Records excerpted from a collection
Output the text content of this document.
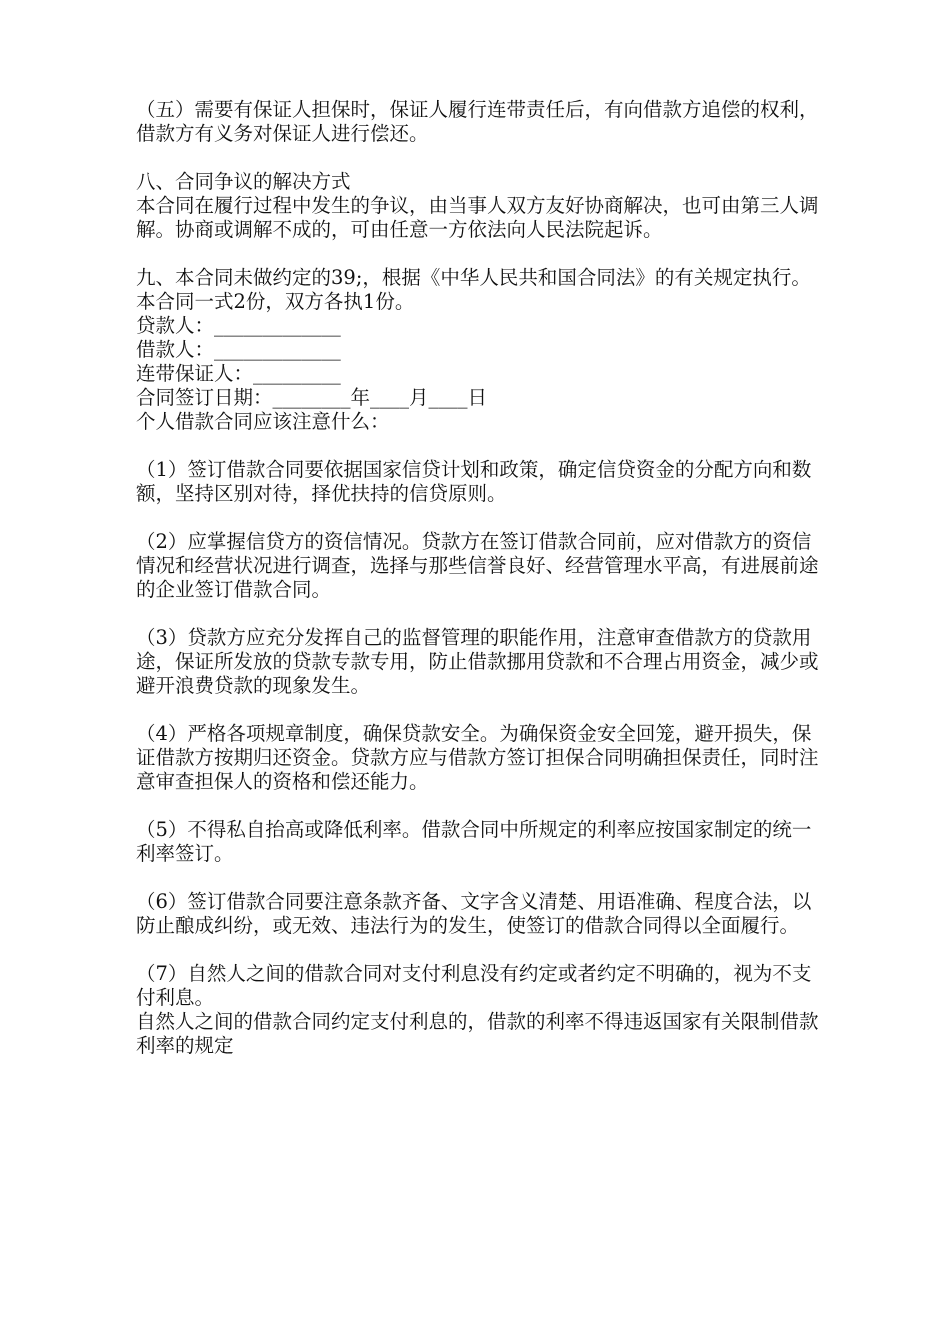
（五）需要有保证人担保时，保证人履行连带责任后，有向借款方追偿的权利，借款方有义务对保证人进行偿还。

八、合同争议的解决方式

本合同在履行过程中发生的争议，由当事人双方友好协商解决，也可由第三人调解。协商或调解不成的，可由任意一方依法向人民法院起诉。

九、本合同未做约定的39;，根据《中华人民共和国合同法》的有关规定执行。

本合同一式2份，双方各执1份。

贷款人：_____________

借款人：_____________

连带保证人：_________

合同签订日期：________年____月____日

个人借款合同应该注意什么：

（1）签订借款合同要依据国家信贷计划和政策，确定信贷资金的分配方向和数额，坚持区别对待，择优扶持的信贷原则。

（2）应掌握信贷方的资信情况。贷款方在签订借款合同前，应对借款方的资信情况和经营状况进行调查，选择与那些信誉良好、经营管理水平高，有进展前途的企业签订借款合同。

（3）贷款方应充分发挥自己的监督管理的职能作用，注意审查借款方的贷款用途，保证所发放的贷款专款专用，防止借款挪用贷款和不合理占用资金，减少或避开浪费贷款的现象发生。

（4）严格各项规章制度，确保贷款安全。为确保资金安全回笼，避开损失，保证借款方按期归还资金。贷款方应与借款方签订担保合同明确担保责任，同时注意审查担保人的资格和偿还能力。

（5）不得私自抬高或降低利率。借款合同中所规定的利率应按国家制定的统一利率签订。

（6）签订借款合同要注意条款齐备、文字含义清楚、用语准确、程度合法，以防止酿成纠纷，或无效、违法行为的发生，使签订的借款合同得以全面履行。

（7）自然人之间的借款合同对支付利息没有约定或者约定不明确的，视为不支付利息。

自然人之间的借款合同约定支付利息的，借款的利率不得违返国家有关限制借款利率的规定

◆ **Given instruction**
Every record above should be written out again without change, except that the pictures are left out.

◆ **Output for this task**
Output the text content of this document.
（五）需要有保证人担保时，保证人履行连带责任后，有向借款方追偿的权利，借款方有义务对保证人进行偿还。

八、合同争议的解决方式

本合同在履行过程中发生的争议，由当事人双方友好协商解决，也可由第三人调解。协商或调解不成的，可由任意一方依法向人民法院起诉。

九、本合同未做约定的39;，根据《中华人民共和国合同法》的有关规定执行。

本合同一式2份，双方各执1份。

贷款人：_____________

借款人：_____________

连带保证人：_________

合同签订日期：________年____月____日

个人借款合同应该注意什么：

（1）签订借款合同要依据国家信贷计划和政策，确定信贷资金的分配方向和数额，坚持区别对待，择优扶持的信贷原则。

（2）应掌握信贷方的资信情况。贷款方在签订借款合同前，应对借款方的资信情况和经营状况进行调查，选择与那些信誉良好、经营管理水平高，有进展前途的企业签订借款合同。

（3）贷款方应充分发挥自己的监督管理的职能作用，注意审查借款方的贷款用途，保证所发放的贷款专款专用，防止借款挪用贷款和不合理占用资金，减少或避开浪费贷款的现象发生。

（4）严格各项规章制度，确保贷款安全。为确保资金安全回笼，避开损失，保证借款方按期归还资金。贷款方应与借款方签订担保合同明确担保责任，同时注意审查担保人的资格和偿还能力。

（5）不得私自抬高或降低利率。借款合同中所规定的利率应按国家制定的统一利率签订。

（6）签订借款合同要注意条款齐备、文字含义清楚、用语准确、程度合法，以防止酿成纠纷，或无效、违法行为的发生，使签订的借款合同得以全面履行。

（7）自然人之间的借款合同对支付利息没有约定或者约定不明确的，视为不支付利息。

自然人之间的借款合同约定支付利息的，借款的利率不得违返国家有关限制借款利率的规定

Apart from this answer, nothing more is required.